Task objective:
Copy all lines holding the word "zijn" from the entries.

Excerpted records:
┄┄┄┄┄┄┄┄┄┄┄┄┄┄┄┄┄┄┄┄
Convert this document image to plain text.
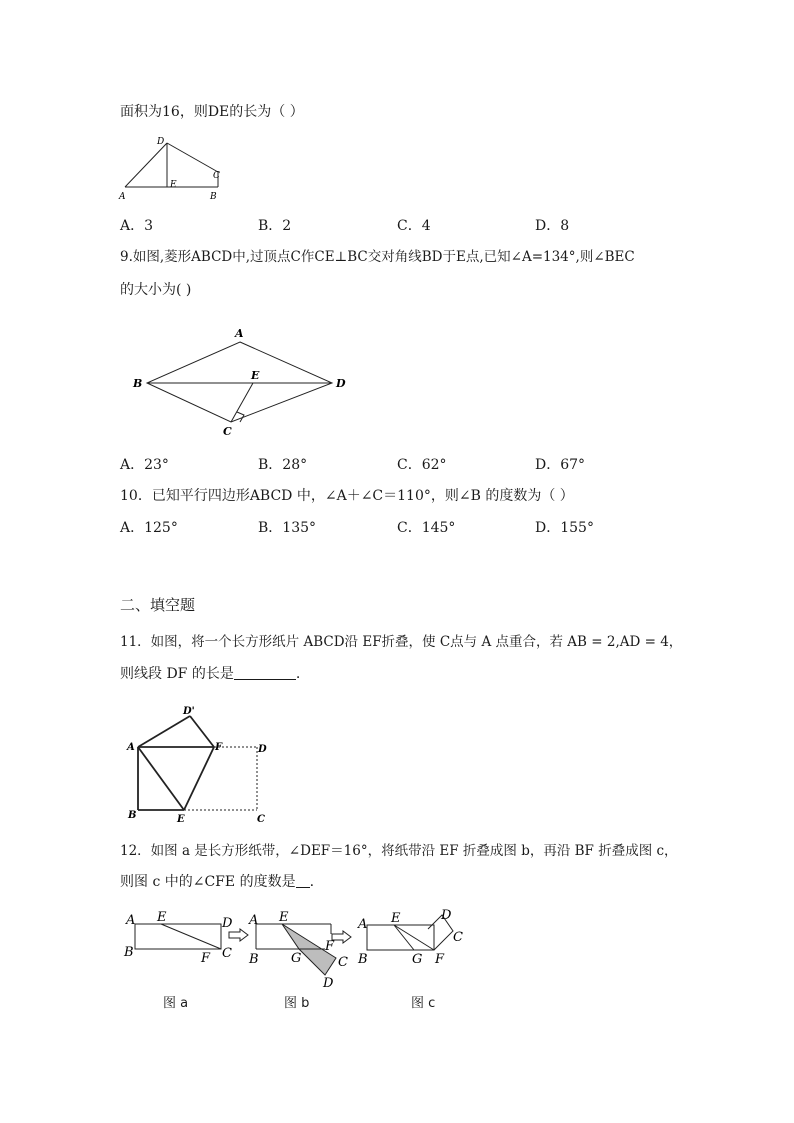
面积为16，则DE的长为（ ）
A
D
E
C
B
A．3	B．2	C．4	D．8
9.如图,菱形ABCD中,过顶点C作CE⊥BC交对角线BD于E点,已知∠A=134°,则∠BEC
的大小为( )
A
B	D
E
C
A．23°	B．28°	C．62°	D．67°
10．已知平行四边形ABCD 中，∠A＋∠C＝110°，则∠B 的度数为（ ）
A．125°	B．135°	C．145°	D．155°
二、填空题
11．如图，将一个长方形纸片 ABCD沿 EF折叠，使 C点与 A 点重合，若 AB = 2,AD = 4，
则线段 DF 的长是	.
A
D'
F	D
B	E	C
12．如图 a 是长方形纸带，∠DEF＝16°，将纸带沿 EF 折叠成图 b，再沿 BF 折叠成图 c，
则图 c 中的∠CFE 的度数是 .
A E	D
B	F C
A E
B G
F
C
D
A E
B	G F
D
C
图 a	图 b	图 c
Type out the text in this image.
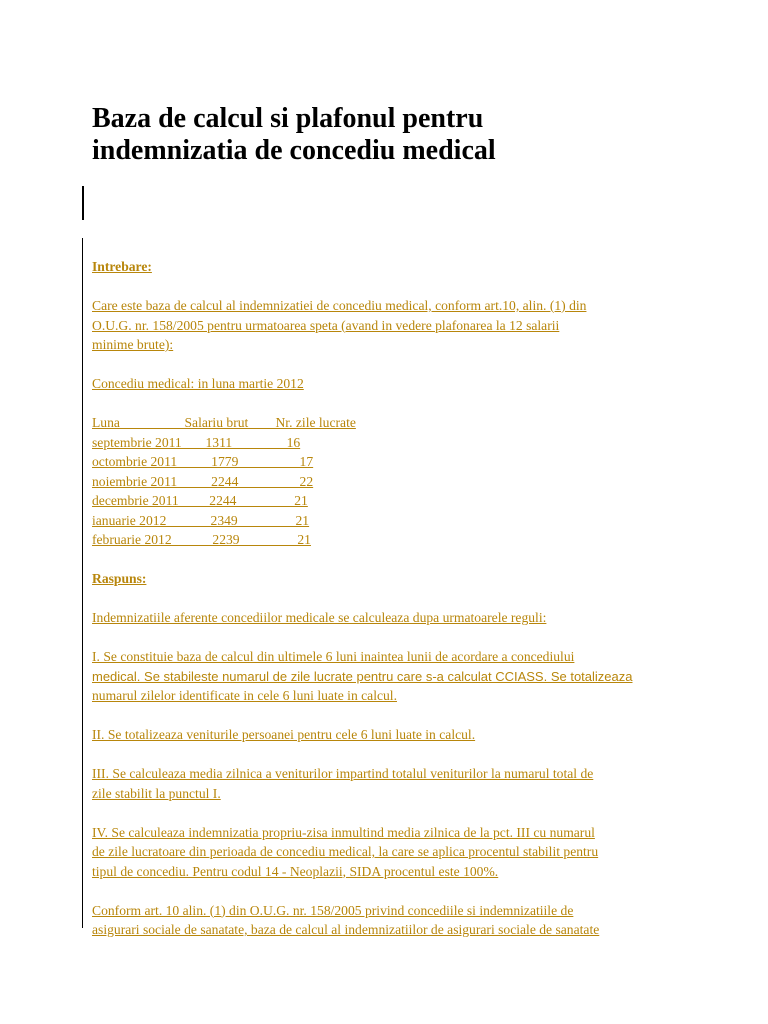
Baza de calcul si plafonul pentru
indemnizatia de concediu medical
Intrebare:
Care este baza de calcul al indemnizatiei de concediu medical, conform art.10, alin. (1) din
O.U.G. nr. 158/2005 pentru urmatoarea speta (avand in vedere plafonarea la 12 salarii
minime brute):
Concediu medical: in luna martie 2012
Luna                   Salariu brut        Nr. zile lucrate
septembrie 2011       1311                16
octombrie 2011          1779                  17
noiembrie 2011          2244                  22
decembrie 2011         2244                 21
ianuarie 2012             2349                 21
februarie 2012            2239                 21
Raspuns:
Indemnizatiile aferente concediilor medicale se calculeaza dupa urmatoarele reguli:
I. Se constituie baza de calcul din ultimele 6 luni inaintea lunii de acordare a concediului
medical. Se stabileste numarul de zile lucrate pentru care s-a calculat CCIASS. Se totalizeaza
numarul zilelor identificate in cele 6 luni luate in calcul.
II. Se totalizeaza veniturile persoanei pentru cele 6 luni luate in calcul.
III. Se calculeaza media zilnica a veniturilor impartind totalul veniturilor la numarul total de
zile stabilit la punctul I.
IV. Se calculeaza indemnizatia propriu-zisa inmultind media zilnica de la pct. III cu numarul
de zile lucratoare din perioada de concediu medical, la care se aplica procentul stabilit pentru
tipul de concediu. Pentru codul 14 - Neoplazii, SIDA procentul este 100%.
Conform art. 10 alin. (1) din O.U.G. nr. 158/2005 privind concediile si indemnizatiile de
asigurari sociale de sanatate, baza de calcul al indemnizatiilor de asigurari sociale de sanatate
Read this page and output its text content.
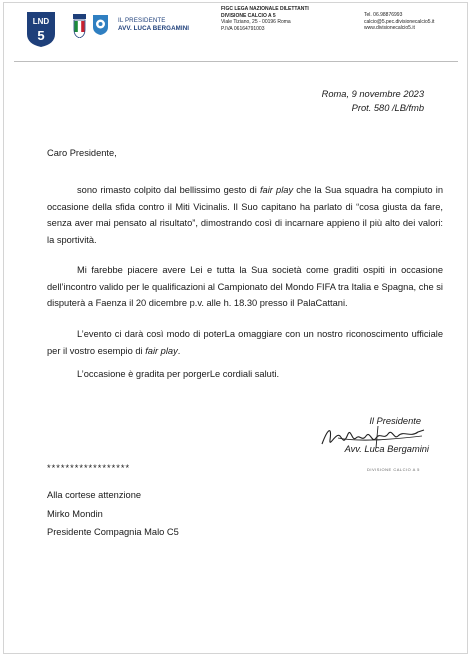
LND
5
IL PRESIDENTE
AVV. LUCA BERGAMINI
FIGC LEGA NAZIONALE DILETTANTI
DIVISIONE CALCIO A 5
Viale Tiziano, 25 - 00196 Roma
P.IVA 06164791003
Tel. 06.98876993
calcio@5.pec.divisionecalcio5.it
www.divisionecalcio5.it
Roma, 9 novembre 2023
Prot. 580 /LB/fmb
Caro Presidente,
sono rimasto colpito dal bellissimo gesto di fair play che la Sua squadra ha compiuto in occasione della sfida contro il Miti Vicinalis. Il Suo capitano ha parlato di “cosa giusta da fare, senza aver mai pensato al risultato”, dimostrando così di incarnare appieno il più alto dei valori: la sportività.
Mi farebbe piacere avere Lei e tutta la Sua società come graditi ospiti in occasione dell’incontro valido per le qualificazioni al Campionato del Mondo FIFA tra Italia e Spagna, che si disputerà a Faenza il 20 dicembre p.v. alle h. 18.30 presso il PalaCattani.
L’evento ci darà così modo di poterLa omaggiare con un nostro riconoscimento ufficiale per il vostro esempio di fair play.
L’occasione è gradita per porgerLe cordiali saluti.
Il Presidente
Avv. Luca Bergamini
DIVISIONE CALCIO A 5
******************
Alla cortese attenzione
Mirko Mondin
Presidente Compagnia Malo C5
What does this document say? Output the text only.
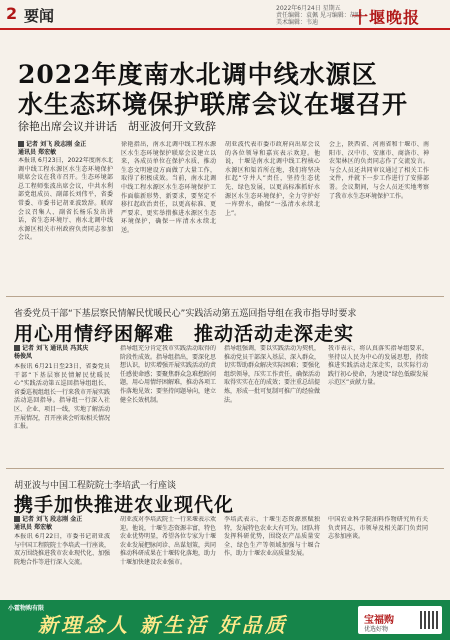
2 要闻	2022年6月24日 星期五
责任编辑：袁佩 见习编辑：胡晓
美术编辑：韦迪	十堰晚报
2022年度南水北调中线水源区
水生态环境保护联席会议在堰召开
徐艳出席会议并讲话　胡亚波何开文致辞
记者 刘飞 段志刚 金正
通讯员 郑宏敏
本报讯 6月23日，2022年度南水北调中线工程水源区水生态环境保护联席会议在我市召开。生态环境部总工程师张波出席会议，中共水利部党组成员、副部长刘伟平，省委常委、市委书记胡亚波致辞。联席会议召集人、副省长杨乐发出讲话，省生态环境厅、南水北调中线水源区相关市州政府负责同志参加会议。
徐艳指出，南水北调中线工程水源区水生态环境保护联席会议建立以来，各成员单位在保护水质、推动生态文明建设方面做了大量工作，取得了积极成效。当前，南水北调中线工程水源区水生态环境保护工作面临新形势、新要求，要坚定不移扛起政治责任，以更高标准、更严要求、更实举措推进水源区生态环境保护，确保一库清水永续北送。
胡亚波代表市委市政府向出席会议的各位领导和嘉宾表示欢迎。他说，十堰是南水北调中线工程核心水源区和渠首所在地，我们将坚决扛起“守井人”责任，坚持生态优先、绿色发展，以更高标准抓好水源区水生态环境保护，全力守护好一库碧水，确保“一泓清水永续北上”。
会上，陕西省、河南省和十堰市、南阳市、汉中市、安康市、商洛市、神农架林区的负责同志作了交流发言。与会人员还共同审议通过了相关工作文件，并就下一步工作进行了安排部署。会议期间，与会人员还实地考察了我市水生态环境保护工作。
省委党员干部“下基层察民情解民忧暖民心”实践活动第五巡回指导组在我市指导时要求
用心用情纾困解难　推动活动走深走实
记者 刘飞 通讯员 冯其庆
杨俊凤
本报讯 6月21日至23日，省委党员干部“下基层察民情解民忧暖民心”实践活动第五巡回指导组组长、省委巡视组组长一行来我市开展实践活动巡回指导。指导组一行深入社区、企业、项目一线，实地了解活动开展情况，召开座谈会听取相关情况汇报。
指导组充分肯定我市实践活动取得的阶段性成效。指导组指出，要深化思想认识，切实增强开展实践活动的责任感使命感；要聚焦群众急难愁盼问题，用心用情纾困解难，推动各项工作落地见效；要坚持问题导向，建立健全长效机制。
指导组强调，要以实践活动为契机，推动党员干部深入基层、深入群众，切实帮助群众解决实际困难；要强化组织领导，压实工作责任，确保活动取得实实在在的成效；要注重总结提炼，形成一批可复制可推广的经验做法。
我市表示，将认真落实指导组要求，坚持以人民为中心的发展思想，持续推进实践活动走深走实，以实际行动践行初心使命，为建设“绿色低碳发展示范区”贡献力量。
胡亚波与中国工程院院士李培武一行座谈
携手加快推进农业现代化
记者 刘飞 段志刚 金正
通讯员 郑宏敏
本报讯 6月22日，市委书记胡亚波与中国工程院院士李培武一行座谈，双方围绕推进我市农业现代化、加强院地合作等进行深入交流。
胡亚波对李培武院士一行来堰表示欢迎。他说，十堰生态资源丰富，特色农业优势明显，希望各位专家为十堰农业发展把脉问诊、出谋划策，共同推动科研成果在十堰转化落地，助力十堰加快建设农业强市。
李培武表示，十堰生态资源禀赋独特，发展特色农业大有可为。团队将发挥科研优势，围绕农产品质量安全、绿色生产等领域加强与十堰合作，助力十堰农业高质量发展。
中国农业科学院油料作物研究所有关负责同志，市领导及相关部门负责同志参加座谈。
小霍物购有限
新理念人 新生活 好品质	宝福购
优选好物
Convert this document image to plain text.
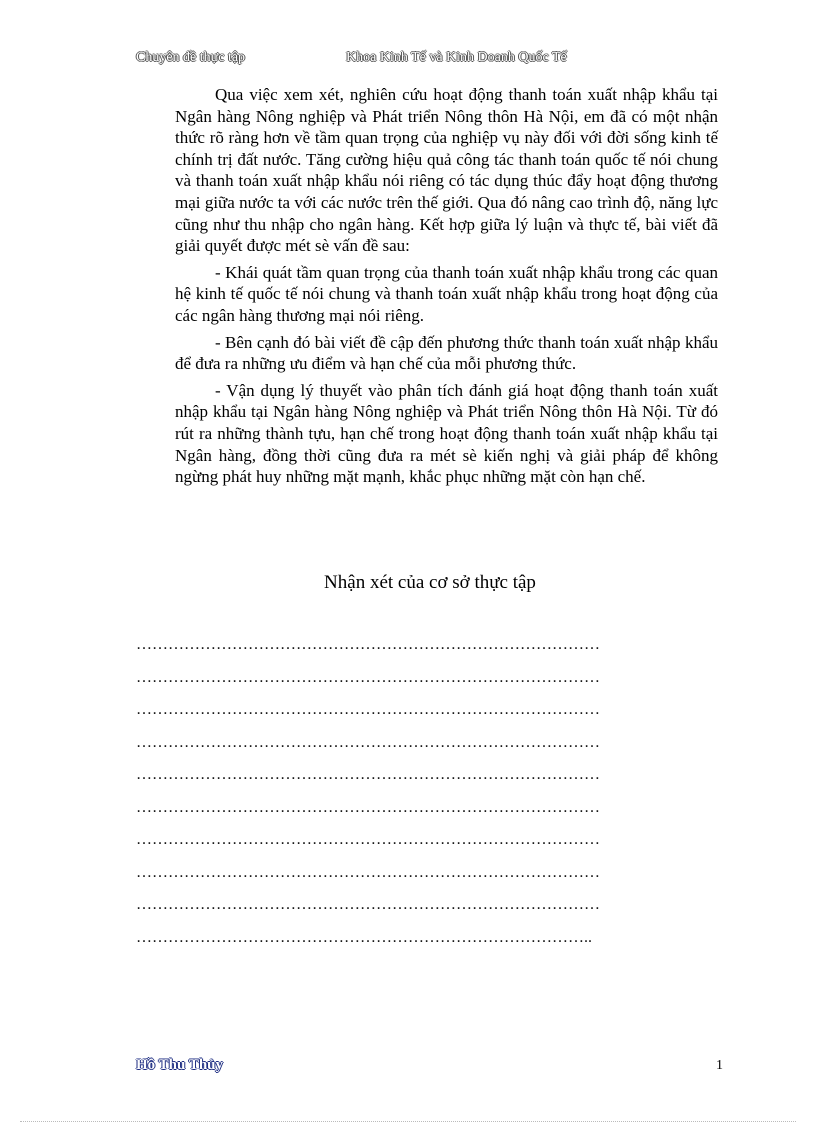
Chuyên đề thực tập	Khoa Kinh Tế và Kinh Doanh Quốc Tế

Qua việc xem xét, nghiên cứu hoạt động thanh toán xuất nhập khẩu tại Ngân hàng Nông nghiệp và Phát triển Nông thôn Hà Nội, em đã có một nhận thức rõ ràng hơn về tầm quan trọng của nghiệp vụ này đối với đời sống kinh tế chính trị đất nước. Tăng cường hiệu quả công tác thanh toán quốc tế nói chung và thanh toán xuất nhập khẩu nói riêng có tác dụng thúc đẩy hoạt động thương mại giữa nước ta với các nước trên thế giới. Qua đó nâng cao trình độ, năng lực cũng như thu nhập cho ngân hàng. Kết hợp giữa lý luận và thực tế, bài viết đã giải quyết được mét sè vấn đề sau:

- Khái quát tầm quan trọng của thanh toán xuất nhập khẩu trong các quan hệ kinh tế quốc tế nói chung và thanh toán xuất nhập khẩu trong hoạt động của các ngân hàng thương mại nói riêng.

- Bên cạnh đó bài viết đề cập đến phương thức thanh toán xuất nhập khẩu để đưa ra những ưu điểm và hạn chế của mỗi phương thức.

- Vận dụng lý thuyết vào phân tích đánh giá hoạt động thanh toán xuất nhập khẩu tại Ngân hàng Nông nghiệp và Phát triển Nông thôn Hà Nội. Từ đó rút ra những thành tựu, hạn chế trong hoạt động thanh toán xuất nhập khẩu tại Ngân hàng, đồng thời cũng đưa ra mét sè kiến nghị và giải pháp để không ngừng phát huy những mặt mạnh, khắc phục những mặt còn hạn chế.

Nhận xét của cơ sở thực tập
……………………………………………………………………………
……………………………………………………………………………
……………………………………………………………………………
……………………………………………………………………………
……………………………………………………………………………
……………………………………………………………………………
……………………………………………………………………………
……………………………………………………………………………
……………………………………………………………………………
…………………………………………………………………………..
Hồ Thu Thủy	1
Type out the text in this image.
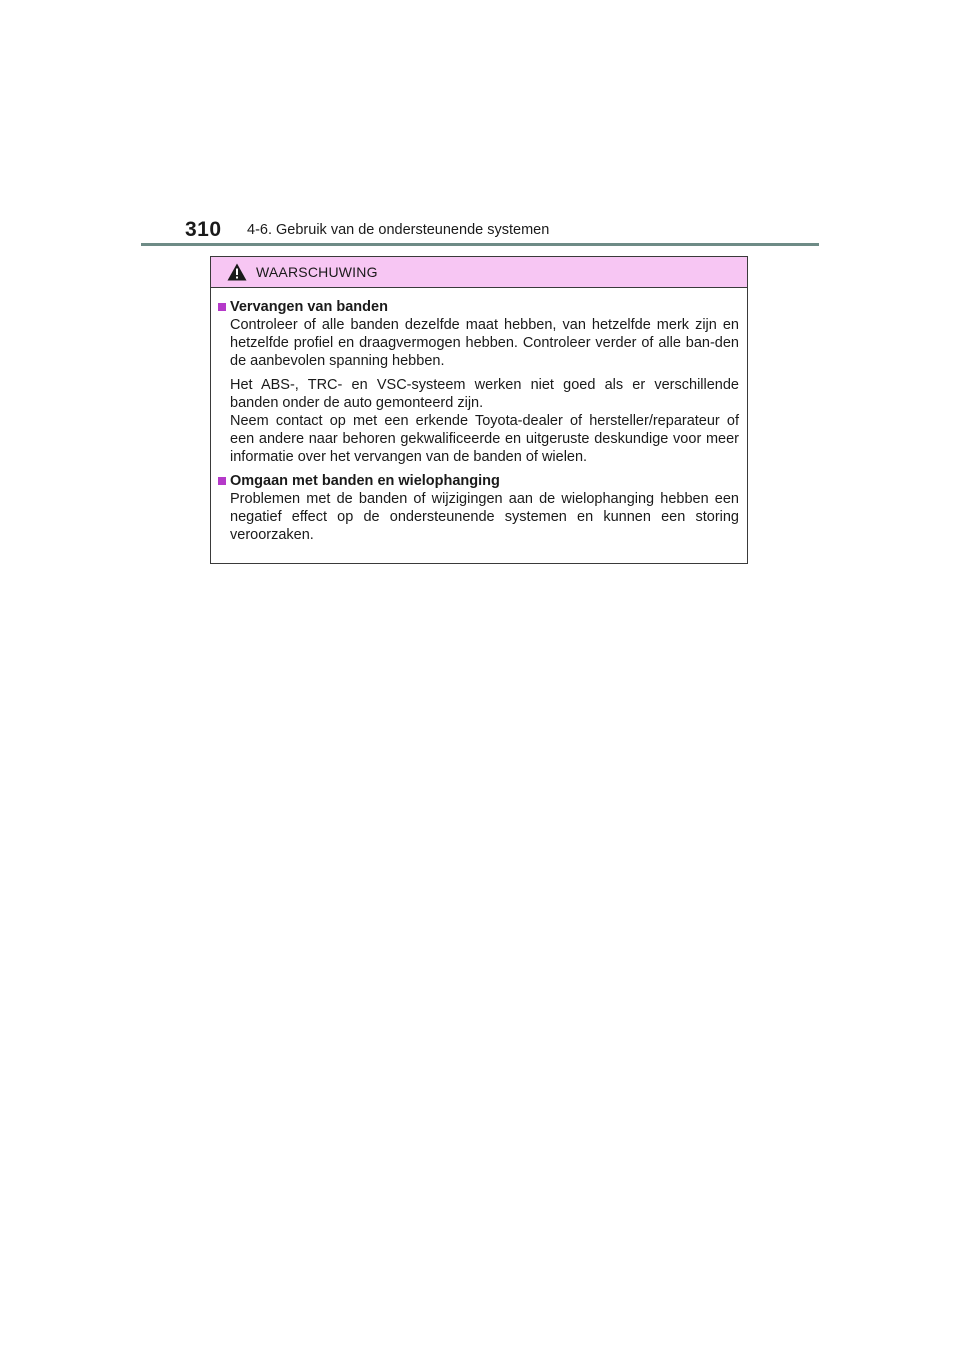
310 4-6. Gebruik van de ondersteunende systemen
WAARSCHUWING
Vervangen van banden
Controleer of alle banden dezelfde maat hebben, van hetzelfde merk zijn en hetzelfde profiel en draagvermogen hebben. Controleer verder of alle ban-den de aanbevolen spanning hebben.
Het ABS-, TRC- en VSC-systeem werken niet goed als er verschillende banden onder de auto gemonteerd zijn.
Neem contact op met een erkende Toyota-dealer of hersteller/reparateur of een andere naar behoren gekwalificeerde en uitgeruste deskundige voor meer informatie over het vervangen van de banden of wielen.
Omgaan met banden en wielophanging
Problemen met de banden of wijzigingen aan de wielophanging hebben een negatief effect op de ondersteunende systemen en kunnen een storing veroorzaken.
┄┄┄┄┄┄┄┄┄┄┄┄┄┄┄┄┄┄┄┄
Problem solution:
Controleer of alle banden dezelfde maat hebben, van hetzelfde merk zijn en hetzelfde profiel en draagvermogen hebben. Controleer verder of alle ban-den de aanbevolen spanning hebben.
Het ABS-, TRC- en VSC-systeem werken niet goed als er verschillende banden onder de auto gemonteerd zijn.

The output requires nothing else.